Begin Data lines

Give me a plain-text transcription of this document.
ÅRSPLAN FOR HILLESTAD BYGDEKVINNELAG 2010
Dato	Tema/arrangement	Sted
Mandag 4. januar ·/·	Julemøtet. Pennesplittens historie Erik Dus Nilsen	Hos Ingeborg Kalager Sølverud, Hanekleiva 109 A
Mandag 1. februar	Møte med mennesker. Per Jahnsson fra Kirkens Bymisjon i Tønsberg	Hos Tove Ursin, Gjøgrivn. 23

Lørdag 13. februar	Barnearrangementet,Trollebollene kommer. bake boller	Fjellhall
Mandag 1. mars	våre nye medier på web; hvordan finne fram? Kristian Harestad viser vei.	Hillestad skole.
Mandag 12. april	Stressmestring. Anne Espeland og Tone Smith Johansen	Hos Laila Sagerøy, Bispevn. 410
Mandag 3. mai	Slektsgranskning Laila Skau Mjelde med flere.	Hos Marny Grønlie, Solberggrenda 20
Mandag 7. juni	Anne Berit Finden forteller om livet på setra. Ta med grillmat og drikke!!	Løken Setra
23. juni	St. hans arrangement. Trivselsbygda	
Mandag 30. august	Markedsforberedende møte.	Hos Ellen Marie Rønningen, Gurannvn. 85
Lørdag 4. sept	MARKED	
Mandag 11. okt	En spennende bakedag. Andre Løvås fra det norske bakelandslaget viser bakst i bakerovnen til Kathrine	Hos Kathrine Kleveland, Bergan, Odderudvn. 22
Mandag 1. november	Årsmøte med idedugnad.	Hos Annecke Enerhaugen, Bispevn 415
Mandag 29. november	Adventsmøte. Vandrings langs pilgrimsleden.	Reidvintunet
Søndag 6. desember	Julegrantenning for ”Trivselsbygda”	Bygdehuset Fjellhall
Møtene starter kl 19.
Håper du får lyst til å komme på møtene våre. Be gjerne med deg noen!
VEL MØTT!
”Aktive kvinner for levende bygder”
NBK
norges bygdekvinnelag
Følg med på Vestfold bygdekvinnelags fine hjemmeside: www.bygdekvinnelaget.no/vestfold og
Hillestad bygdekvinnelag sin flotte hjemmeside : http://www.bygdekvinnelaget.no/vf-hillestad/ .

End Data lines

## Do this:
Lines that hold the word "Fjellhall" are the ones to return, every one of them.

## The output:
Lørdag 13. februar	Barnearrangementet,Trollebollene kommer. bake boller	Fjellhall
Søndag 6. desember	Julegrantenning for ”Trivselsbygda”	Bygdehuset Fjellhall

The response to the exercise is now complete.